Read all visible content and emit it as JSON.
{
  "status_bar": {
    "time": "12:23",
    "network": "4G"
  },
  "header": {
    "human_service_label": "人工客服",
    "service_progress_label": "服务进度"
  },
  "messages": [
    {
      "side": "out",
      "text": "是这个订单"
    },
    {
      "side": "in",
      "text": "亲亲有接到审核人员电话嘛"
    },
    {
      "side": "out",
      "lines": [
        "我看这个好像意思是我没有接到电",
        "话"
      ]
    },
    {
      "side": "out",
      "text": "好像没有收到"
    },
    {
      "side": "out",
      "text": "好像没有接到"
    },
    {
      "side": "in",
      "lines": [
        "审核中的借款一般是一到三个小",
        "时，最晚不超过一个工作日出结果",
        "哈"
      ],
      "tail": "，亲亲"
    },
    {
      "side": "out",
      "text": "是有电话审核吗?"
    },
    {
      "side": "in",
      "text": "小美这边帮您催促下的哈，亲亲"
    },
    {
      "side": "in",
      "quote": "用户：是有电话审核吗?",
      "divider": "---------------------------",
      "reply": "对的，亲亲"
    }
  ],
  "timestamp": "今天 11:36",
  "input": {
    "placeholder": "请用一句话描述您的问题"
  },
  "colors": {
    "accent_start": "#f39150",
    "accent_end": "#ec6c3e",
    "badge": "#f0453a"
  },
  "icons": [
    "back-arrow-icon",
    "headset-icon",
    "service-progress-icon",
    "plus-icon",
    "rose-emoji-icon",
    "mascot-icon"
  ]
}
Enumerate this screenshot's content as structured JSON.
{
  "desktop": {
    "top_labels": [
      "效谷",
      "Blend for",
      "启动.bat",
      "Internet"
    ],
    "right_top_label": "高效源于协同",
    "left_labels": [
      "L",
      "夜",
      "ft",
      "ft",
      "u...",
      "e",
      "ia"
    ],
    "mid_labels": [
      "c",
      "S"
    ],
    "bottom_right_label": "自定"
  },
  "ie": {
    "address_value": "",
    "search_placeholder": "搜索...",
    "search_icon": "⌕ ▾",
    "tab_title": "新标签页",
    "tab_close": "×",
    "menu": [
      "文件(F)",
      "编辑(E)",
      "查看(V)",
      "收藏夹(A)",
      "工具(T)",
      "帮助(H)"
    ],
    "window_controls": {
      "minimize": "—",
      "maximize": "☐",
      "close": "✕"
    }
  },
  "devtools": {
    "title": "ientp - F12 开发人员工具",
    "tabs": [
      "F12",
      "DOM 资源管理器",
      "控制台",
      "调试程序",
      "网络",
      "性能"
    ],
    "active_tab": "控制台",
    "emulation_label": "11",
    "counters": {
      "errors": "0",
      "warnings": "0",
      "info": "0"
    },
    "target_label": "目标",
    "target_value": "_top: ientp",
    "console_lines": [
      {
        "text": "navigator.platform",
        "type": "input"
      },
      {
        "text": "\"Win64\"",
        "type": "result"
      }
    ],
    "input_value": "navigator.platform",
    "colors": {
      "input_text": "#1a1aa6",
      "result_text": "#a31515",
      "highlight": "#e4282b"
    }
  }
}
═══
__To be done__:
Copy out the material above in its entirety. Every detail must match.

__Answer to the task__:
Read all visible content and emit it as JSON.
{
  "status_bar": {
    "time": "12:23",
    "network": "4G"
  },
  "header": {
    "human_service_label": "人工客服",
    "service_progress_label": "服务进度"
  },
  "messages": [
    {
      "side": "out",
      "text": "是这个订单"
    },
    {
      "side": "in",
      "text": "亲亲有接到审核人员电话嘛"
    },
    {
      "side": "out",
      "lines": [
        "我看这个好像意思是我没有接到电",
        "话"
      ]
    },
    {
      "side": "out",
      "text": "好像没有收到"
    },
    {
      "side": "out",
      "text": "好像没有接到"
    },
    {
      "side": "in",
      "lines": [
        "审核中的借款一般是一到三个小",
        "时，最晚不超过一个工作日出结果",
        "哈"
      ],
      "tail": "，亲亲"
    },
    {
      "side": "out",
      "text": "是有电话审核吗?"
    },
    {
      "side": "in",
      "text": "小美这边帮您催促下的哈，亲亲"
    },
    {
      "side": "in",
      "quote": "用户：是有电话审核吗?",
      "divider": "---------------------------",
      "reply": "对的，亲亲"
    }
  ],
  "timestamp": "今天 11:36",
  "input": {
    "placeholder": "请用一句话描述您的问题"
  },
  "colors": {
    "accent_start": "#f39150",
    "accent_end": "#ec6c3e",
    "badge": "#f0453a"
  },
  "icons": [
    "back-arrow-icon",
    "headset-icon",
    "service-progress-icon",
    "plus-icon",
    "rose-emoji-icon",
    "mascot-icon"
  ]
}
Enumerate this screenshot's content as structured JSON.
{
  "desktop": {
    "top_labels": [
      "效谷",
      "Blend for",
      "启动.bat",
      "Internet"
    ],
    "right_top_label": "高效源于协同",
    "left_labels": [
      "L",
      "夜",
      "ft",
      "ft",
      "u...",
      "e",
      "ia"
    ],
    "mid_labels": [
      "c",
      "S"
    ],
    "bottom_right_label": "自定"
  },
  "ie": {
    "address_value": "",
    "search_placeholder": "搜索...",
    "search_icon": "⌕ ▾",
    "tab_title": "新标签页",
    "tab_close": "×",
    "menu": [
      "文件(F)",
      "编辑(E)",
      "查看(V)",
      "收藏夹(A)",
      "工具(T)",
      "帮助(H)"
    ],
    "window_controls": {
      "minimize": "—",
      "maximize": "☐",
      "close": "✕"
    }
  },
  "devtools": {
    "title": "ientp - F12 开发人员工具",
    "tabs": [
      "F12",
      "DOM 资源管理器",
      "控制台",
      "调试程序",
      "网络",
      "性能"
    ],
    "active_tab": "控制台",
    "emulation_label": "11",
    "counters": {
      "errors": "0",
      "warnings": "0",
      "info": "0"
    },
    "target_label": "目标",
    "target_value": "_top: ientp",
    "console_lines": [
      {
        "text": "navigator.platform",
        "type": "input"
      },
      {
        "text": "\"Win64\"",
        "type": "result"
      }
    ],
    "input_value": "navigator.platform",
    "colors": {
      "input_text": "#1a1aa6",
      "result_text": "#a31515",
      "highlight": "#e4282b"
    }
  }
}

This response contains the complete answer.